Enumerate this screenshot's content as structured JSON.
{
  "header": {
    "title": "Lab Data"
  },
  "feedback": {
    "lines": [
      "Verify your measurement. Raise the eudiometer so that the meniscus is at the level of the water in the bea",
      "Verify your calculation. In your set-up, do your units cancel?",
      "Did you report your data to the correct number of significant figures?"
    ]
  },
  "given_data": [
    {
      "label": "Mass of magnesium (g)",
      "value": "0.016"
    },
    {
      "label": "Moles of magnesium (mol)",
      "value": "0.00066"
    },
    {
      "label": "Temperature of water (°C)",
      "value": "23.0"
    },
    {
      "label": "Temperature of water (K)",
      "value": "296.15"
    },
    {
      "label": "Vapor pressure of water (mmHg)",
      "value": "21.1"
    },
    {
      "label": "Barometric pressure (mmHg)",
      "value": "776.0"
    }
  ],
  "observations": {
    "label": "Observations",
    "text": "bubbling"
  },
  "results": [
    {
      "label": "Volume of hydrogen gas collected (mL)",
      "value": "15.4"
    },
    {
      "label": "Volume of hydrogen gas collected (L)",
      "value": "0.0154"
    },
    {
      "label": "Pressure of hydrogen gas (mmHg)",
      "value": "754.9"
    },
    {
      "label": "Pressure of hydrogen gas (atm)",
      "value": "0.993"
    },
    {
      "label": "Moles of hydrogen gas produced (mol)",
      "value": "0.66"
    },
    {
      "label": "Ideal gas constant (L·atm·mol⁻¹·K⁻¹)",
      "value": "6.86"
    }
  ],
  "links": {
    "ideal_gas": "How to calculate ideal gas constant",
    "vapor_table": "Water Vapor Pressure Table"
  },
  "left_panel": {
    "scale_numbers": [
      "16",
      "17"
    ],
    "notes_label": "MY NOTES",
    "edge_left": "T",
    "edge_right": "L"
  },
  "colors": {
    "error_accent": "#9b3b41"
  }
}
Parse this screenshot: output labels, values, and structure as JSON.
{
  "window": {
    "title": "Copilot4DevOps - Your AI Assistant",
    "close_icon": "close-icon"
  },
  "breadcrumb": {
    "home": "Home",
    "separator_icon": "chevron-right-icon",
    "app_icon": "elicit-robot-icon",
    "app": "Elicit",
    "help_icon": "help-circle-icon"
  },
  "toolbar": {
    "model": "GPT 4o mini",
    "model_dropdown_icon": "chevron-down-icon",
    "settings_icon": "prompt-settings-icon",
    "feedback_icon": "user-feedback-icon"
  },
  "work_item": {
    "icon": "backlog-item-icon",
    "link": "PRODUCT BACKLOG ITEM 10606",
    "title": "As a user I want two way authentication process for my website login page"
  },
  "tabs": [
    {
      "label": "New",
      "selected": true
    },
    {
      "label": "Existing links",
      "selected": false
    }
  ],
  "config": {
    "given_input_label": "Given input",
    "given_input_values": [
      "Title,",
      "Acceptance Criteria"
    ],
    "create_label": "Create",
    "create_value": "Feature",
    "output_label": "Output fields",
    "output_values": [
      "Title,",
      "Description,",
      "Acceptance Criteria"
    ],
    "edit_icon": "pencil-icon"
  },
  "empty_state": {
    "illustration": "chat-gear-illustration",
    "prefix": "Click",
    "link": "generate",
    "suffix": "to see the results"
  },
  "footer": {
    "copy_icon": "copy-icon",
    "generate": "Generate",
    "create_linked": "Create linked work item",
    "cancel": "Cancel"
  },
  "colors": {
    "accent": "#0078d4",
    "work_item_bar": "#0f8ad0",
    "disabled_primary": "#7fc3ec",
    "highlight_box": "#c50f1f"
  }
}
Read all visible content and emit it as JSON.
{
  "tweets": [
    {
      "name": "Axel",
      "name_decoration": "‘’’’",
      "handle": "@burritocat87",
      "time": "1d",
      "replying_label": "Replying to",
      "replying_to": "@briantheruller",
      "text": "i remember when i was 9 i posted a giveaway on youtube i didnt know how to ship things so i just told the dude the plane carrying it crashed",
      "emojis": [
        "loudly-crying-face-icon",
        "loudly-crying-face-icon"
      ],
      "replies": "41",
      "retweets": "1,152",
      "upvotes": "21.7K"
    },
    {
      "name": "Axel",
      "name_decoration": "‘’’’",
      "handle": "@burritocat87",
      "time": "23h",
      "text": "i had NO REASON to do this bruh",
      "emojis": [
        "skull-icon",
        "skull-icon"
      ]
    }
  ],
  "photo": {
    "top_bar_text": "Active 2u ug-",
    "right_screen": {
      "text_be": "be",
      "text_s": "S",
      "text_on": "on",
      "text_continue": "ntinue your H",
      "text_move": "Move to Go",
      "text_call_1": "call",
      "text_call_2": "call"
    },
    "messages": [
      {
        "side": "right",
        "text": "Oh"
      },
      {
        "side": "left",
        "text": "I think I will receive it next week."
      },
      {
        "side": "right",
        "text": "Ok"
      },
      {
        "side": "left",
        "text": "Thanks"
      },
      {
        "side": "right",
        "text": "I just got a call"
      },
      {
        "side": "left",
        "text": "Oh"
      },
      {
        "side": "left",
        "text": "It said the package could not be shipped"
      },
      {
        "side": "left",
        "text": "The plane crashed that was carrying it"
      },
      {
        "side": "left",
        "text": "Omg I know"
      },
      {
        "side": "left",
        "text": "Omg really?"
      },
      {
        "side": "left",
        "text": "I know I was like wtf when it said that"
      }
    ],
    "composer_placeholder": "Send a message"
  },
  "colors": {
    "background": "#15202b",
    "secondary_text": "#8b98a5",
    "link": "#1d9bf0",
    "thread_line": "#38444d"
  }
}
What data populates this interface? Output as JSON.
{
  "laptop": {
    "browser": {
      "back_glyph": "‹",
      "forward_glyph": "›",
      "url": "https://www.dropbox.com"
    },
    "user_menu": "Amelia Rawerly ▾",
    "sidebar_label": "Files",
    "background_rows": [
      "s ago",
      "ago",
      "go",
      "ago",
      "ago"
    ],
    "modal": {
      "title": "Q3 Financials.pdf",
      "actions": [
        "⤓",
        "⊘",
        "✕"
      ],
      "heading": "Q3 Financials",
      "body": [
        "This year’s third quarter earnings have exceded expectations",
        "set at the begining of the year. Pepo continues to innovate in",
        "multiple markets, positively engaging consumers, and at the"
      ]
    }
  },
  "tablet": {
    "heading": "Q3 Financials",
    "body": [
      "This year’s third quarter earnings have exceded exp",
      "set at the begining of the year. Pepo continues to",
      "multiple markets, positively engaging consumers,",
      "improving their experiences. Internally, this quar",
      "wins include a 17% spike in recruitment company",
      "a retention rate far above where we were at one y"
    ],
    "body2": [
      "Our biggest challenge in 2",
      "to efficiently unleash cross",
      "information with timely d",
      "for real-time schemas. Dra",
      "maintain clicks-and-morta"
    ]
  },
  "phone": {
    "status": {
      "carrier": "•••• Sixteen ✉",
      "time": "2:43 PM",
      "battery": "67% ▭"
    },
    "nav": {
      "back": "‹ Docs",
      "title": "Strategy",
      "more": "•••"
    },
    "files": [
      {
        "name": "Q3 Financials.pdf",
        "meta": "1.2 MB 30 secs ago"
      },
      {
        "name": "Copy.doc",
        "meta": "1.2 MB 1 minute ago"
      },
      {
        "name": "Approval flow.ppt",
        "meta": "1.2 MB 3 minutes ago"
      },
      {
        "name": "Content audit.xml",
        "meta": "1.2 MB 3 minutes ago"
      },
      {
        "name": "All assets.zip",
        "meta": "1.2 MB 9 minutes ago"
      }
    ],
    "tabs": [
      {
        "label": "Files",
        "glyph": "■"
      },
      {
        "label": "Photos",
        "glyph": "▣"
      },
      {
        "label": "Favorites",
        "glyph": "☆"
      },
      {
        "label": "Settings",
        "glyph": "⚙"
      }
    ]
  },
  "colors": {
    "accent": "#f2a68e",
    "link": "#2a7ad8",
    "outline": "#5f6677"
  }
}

..........

#### Exercise task:
Copy each line above where the string "when" occurs.

#### Written response:
      "text": "i remember when i was 9 i posted a giveaway on youtube i didnt know how to ship things so i just told the dude the plane carrying it crashed",
        "text": "I know I was like wtf when it said that"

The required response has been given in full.